Given problem
Repeat, line for line, the entries printed below.

Source material
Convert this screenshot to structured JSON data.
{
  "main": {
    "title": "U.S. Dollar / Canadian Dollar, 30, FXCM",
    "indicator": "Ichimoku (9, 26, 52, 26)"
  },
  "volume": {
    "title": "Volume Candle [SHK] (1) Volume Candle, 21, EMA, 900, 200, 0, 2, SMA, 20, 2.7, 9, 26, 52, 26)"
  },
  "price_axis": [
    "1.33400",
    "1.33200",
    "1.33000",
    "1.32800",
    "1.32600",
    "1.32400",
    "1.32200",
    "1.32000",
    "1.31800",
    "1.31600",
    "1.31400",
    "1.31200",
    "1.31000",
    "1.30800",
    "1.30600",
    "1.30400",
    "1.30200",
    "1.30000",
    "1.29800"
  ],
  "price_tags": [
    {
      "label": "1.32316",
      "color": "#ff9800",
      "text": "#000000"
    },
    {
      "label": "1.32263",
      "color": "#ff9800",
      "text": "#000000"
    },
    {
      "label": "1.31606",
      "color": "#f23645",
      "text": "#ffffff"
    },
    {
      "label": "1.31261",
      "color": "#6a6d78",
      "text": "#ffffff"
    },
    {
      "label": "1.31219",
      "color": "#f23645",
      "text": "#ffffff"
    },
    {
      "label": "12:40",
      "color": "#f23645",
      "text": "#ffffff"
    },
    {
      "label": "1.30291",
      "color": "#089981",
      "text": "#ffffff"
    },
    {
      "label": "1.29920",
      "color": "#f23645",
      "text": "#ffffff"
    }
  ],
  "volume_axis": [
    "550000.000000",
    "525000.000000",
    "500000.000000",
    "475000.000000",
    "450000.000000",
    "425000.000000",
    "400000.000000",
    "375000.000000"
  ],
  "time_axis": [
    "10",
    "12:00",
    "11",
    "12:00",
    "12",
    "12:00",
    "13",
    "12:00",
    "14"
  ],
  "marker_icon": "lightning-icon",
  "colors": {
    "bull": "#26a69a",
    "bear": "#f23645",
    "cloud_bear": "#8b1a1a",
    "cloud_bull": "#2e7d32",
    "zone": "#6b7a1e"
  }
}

Output of the exercise
Convert this screenshot to structured JSON data.
{
  "main": {
    "title": "U.S. Dollar / Canadian Dollar, 30, FXCM",
    "indicator": "Ichimoku (9, 26, 52, 26)"
  },
  "volume": {
    "title": "Volume Candle [SHK] (1) Volume Candle, 21, EMA, 900, 200, 0, 2, SMA, 20, 2.7, 9, 26, 52, 26)"
  },
  "price_axis": [
    "1.33400",
    "1.33200",
    "1.33000",
    "1.32800",
    "1.32600",
    "1.32400",
    "1.32200",
    "1.32000",
    "1.31800",
    "1.31600",
    "1.31400",
    "1.31200",
    "1.31000",
    "1.30800",
    "1.30600",
    "1.30400",
    "1.30200",
    "1.30000",
    "1.29800"
  ],
  "price_tags": [
    {
      "label": "1.32316",
      "color": "#ff9800",
      "text": "#000000"
    },
    {
      "label": "1.32263",
      "color": "#ff9800",
      "text": "#000000"
    },
    {
      "label": "1.31606",
      "color": "#f23645",
      "text": "#ffffff"
    },
    {
      "label": "1.31261",
      "color": "#6a6d78",
      "text": "#ffffff"
    },
    {
      "label": "1.31219",
      "color": "#f23645",
      "text": "#ffffff"
    },
    {
      "label": "12:40",
      "color": "#f23645",
      "text": "#ffffff"
    },
    {
      "label": "1.30291",
      "color": "#089981",
      "text": "#ffffff"
    },
    {
      "label": "1.29920",
      "color": "#f23645",
      "text": "#ffffff"
    }
  ],
  "volume_axis": [
    "550000.000000",
    "525000.000000",
    "500000.000000",
    "475000.000000",
    "450000.000000",
    "425000.000000",
    "400000.000000",
    "375000.000000"
  ],
  "time_axis": [
    "10",
    "12:00",
    "11",
    "12:00",
    "12",
    "12:00",
    "13",
    "12:00",
    "14"
  ],
  "marker_icon": "lightning-icon",
  "colors": {
    "bull": "#26a69a",
    "bear": "#f23645",
    "cloud_bear": "#8b1a1a",
    "cloud_bull": "#2e7d32",
    "zone": "#6b7a1e"
  }
}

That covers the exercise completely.